··· Data shown ···

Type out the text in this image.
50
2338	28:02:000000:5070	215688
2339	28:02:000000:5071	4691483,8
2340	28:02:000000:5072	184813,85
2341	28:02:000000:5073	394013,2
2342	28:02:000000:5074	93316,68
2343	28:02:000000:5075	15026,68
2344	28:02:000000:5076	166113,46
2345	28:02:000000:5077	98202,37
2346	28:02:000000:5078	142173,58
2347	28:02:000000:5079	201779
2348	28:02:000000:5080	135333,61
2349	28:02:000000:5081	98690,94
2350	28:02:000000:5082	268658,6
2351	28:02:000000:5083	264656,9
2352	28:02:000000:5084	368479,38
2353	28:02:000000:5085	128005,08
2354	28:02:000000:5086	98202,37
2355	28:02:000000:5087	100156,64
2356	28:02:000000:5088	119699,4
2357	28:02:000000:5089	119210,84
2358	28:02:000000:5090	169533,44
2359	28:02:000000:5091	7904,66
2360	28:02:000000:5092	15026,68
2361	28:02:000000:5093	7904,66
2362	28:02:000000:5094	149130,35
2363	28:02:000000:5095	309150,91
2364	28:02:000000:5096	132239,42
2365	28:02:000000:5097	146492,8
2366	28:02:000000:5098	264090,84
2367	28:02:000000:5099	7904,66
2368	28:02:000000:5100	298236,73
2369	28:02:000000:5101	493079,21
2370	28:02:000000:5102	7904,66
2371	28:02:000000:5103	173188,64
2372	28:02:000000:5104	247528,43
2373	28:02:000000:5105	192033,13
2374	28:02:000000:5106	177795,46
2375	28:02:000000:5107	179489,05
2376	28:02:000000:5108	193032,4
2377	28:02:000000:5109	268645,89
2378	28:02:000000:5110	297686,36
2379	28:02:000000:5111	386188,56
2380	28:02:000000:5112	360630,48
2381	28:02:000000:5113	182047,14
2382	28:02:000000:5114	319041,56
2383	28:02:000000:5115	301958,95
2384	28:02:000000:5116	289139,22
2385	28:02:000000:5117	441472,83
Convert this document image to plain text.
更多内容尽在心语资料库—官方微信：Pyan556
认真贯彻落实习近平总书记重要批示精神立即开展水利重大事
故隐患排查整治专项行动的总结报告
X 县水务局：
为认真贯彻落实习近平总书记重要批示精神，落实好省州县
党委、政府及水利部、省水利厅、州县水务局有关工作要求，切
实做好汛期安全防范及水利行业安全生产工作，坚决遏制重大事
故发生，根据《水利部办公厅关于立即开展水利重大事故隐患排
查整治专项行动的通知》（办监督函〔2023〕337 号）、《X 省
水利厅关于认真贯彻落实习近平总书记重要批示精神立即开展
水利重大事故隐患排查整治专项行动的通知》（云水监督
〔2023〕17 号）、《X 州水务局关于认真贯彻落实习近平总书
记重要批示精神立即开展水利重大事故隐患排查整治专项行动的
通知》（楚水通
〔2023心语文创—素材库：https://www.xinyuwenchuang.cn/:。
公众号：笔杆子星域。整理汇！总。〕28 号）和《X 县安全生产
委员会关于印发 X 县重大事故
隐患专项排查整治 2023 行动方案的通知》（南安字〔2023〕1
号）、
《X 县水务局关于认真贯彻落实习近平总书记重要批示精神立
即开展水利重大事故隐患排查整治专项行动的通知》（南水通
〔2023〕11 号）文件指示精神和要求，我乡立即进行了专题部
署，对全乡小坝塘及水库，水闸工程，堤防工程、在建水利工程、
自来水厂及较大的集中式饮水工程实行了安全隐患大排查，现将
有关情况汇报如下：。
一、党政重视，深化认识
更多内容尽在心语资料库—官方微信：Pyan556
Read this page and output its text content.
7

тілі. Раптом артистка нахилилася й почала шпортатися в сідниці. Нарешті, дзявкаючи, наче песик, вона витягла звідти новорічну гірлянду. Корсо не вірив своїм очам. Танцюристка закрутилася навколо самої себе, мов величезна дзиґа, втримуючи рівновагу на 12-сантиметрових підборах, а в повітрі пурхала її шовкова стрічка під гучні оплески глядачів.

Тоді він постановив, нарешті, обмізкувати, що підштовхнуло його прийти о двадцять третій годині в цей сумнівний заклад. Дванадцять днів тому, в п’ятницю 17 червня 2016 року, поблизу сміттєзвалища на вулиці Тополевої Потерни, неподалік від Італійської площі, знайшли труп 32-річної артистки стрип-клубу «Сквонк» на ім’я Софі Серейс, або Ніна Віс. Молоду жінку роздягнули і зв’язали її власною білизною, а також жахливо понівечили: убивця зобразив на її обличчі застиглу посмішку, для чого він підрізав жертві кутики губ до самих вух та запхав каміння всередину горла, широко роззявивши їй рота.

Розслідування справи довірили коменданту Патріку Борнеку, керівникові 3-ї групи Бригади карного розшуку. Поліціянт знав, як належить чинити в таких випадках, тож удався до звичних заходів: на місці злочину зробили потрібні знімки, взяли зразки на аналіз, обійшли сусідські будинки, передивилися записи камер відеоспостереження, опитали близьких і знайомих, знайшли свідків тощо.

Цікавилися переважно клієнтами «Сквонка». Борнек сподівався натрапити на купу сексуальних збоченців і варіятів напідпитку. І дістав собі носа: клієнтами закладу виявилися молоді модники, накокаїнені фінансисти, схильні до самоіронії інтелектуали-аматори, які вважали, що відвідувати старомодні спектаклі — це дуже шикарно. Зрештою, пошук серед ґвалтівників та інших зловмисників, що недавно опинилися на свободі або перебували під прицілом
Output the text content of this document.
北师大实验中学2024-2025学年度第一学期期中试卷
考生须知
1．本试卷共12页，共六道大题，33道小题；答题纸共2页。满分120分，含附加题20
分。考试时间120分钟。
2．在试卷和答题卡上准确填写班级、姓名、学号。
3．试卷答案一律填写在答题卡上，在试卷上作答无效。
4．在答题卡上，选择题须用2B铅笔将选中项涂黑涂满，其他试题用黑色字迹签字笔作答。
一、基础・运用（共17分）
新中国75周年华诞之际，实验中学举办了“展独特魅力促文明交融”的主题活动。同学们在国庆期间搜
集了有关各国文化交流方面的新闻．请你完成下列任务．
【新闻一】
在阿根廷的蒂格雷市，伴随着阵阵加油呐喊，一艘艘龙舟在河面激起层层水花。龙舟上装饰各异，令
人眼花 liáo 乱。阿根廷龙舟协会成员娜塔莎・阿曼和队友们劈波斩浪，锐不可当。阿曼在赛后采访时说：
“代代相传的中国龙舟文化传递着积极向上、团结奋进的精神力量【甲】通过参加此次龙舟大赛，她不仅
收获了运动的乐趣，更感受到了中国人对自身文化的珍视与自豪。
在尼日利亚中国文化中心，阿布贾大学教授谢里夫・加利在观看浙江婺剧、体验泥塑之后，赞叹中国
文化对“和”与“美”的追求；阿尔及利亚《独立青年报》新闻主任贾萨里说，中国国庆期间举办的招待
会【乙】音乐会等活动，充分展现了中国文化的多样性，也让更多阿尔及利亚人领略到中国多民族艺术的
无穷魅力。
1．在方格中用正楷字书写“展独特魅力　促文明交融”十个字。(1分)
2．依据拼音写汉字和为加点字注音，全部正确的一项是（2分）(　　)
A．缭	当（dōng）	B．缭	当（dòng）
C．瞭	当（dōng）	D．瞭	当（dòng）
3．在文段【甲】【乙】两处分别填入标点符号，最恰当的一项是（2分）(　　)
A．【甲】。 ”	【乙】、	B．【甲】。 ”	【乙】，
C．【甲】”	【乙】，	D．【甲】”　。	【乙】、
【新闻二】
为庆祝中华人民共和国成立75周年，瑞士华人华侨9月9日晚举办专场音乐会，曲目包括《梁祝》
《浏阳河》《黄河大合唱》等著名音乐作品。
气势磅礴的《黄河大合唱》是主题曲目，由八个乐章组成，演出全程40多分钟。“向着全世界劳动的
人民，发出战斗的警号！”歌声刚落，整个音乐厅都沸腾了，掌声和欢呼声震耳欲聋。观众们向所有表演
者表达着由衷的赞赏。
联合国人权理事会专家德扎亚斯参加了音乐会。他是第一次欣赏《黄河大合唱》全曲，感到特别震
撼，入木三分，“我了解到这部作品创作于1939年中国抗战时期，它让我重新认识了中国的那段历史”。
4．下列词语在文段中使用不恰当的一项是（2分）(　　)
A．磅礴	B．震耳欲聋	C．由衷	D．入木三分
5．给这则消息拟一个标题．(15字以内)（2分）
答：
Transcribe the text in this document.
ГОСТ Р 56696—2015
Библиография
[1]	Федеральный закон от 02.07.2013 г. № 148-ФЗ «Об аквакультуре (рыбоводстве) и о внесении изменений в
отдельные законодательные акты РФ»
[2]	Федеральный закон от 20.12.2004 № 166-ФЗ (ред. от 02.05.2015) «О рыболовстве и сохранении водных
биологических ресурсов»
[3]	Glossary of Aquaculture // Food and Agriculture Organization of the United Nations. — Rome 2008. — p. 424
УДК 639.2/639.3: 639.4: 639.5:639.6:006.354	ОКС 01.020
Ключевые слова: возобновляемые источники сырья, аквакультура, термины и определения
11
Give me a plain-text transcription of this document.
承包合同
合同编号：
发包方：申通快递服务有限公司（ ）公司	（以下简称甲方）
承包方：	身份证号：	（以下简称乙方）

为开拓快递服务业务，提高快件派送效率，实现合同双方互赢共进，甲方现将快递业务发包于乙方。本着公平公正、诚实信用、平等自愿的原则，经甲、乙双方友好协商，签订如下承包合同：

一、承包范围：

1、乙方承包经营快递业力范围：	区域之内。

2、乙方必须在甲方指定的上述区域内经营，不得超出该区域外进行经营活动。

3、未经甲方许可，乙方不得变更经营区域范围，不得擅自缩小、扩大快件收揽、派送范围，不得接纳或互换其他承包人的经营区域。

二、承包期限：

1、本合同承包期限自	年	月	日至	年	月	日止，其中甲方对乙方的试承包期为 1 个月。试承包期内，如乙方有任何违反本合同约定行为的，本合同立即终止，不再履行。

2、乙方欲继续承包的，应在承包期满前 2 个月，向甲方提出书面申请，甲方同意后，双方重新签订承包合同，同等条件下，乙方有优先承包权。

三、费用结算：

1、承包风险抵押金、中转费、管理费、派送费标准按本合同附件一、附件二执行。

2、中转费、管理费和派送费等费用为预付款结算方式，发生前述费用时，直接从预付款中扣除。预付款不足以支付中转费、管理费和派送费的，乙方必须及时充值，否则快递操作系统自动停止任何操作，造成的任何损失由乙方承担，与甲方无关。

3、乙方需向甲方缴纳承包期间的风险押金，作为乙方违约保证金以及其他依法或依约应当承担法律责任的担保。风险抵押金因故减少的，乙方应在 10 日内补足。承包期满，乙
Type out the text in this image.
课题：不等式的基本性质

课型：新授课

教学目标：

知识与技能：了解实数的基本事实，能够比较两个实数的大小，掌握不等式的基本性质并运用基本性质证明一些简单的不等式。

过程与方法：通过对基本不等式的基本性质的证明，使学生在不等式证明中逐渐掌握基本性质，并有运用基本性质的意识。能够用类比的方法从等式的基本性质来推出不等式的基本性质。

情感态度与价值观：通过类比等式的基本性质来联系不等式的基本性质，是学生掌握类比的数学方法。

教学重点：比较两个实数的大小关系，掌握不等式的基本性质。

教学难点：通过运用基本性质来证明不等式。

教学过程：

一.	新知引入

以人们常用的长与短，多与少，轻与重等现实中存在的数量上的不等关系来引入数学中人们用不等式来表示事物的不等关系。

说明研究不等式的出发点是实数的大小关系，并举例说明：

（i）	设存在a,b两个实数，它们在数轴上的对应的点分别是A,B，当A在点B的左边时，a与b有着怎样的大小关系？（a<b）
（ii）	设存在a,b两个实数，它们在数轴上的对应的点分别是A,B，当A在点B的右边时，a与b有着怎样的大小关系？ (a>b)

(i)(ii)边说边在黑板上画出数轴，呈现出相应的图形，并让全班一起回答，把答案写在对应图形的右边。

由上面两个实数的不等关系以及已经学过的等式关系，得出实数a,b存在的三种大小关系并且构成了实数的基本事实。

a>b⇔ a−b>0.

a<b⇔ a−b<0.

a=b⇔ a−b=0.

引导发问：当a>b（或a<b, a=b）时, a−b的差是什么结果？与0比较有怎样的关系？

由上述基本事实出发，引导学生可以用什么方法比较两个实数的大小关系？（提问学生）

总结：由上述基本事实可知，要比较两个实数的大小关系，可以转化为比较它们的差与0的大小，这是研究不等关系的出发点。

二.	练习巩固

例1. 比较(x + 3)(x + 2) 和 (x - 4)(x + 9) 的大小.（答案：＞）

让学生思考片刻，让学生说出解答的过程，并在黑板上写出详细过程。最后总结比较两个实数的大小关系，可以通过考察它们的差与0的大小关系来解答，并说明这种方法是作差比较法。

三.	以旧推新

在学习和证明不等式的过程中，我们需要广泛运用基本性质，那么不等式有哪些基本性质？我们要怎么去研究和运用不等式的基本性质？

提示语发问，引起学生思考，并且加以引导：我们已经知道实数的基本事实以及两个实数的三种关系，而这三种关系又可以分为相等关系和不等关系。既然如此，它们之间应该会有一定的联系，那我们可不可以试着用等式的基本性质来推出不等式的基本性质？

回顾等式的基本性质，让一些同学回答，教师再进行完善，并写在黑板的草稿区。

···

Requirement » In the records above, locate each line with the word "黄河大合唱". Copy all such lines.

Solution for this task »
《浏阳河》《黄河大合唱》等著名音乐作品。
气势磅礴的《黄河大合唱》是主题曲目，由八个乐章组成，演出全程40多分钟。“向着全世界劳动的
联合国人权理事会专家德扎亚斯参加了音乐会。他是第一次欣赏《黄河大合唱》全曲，感到特别震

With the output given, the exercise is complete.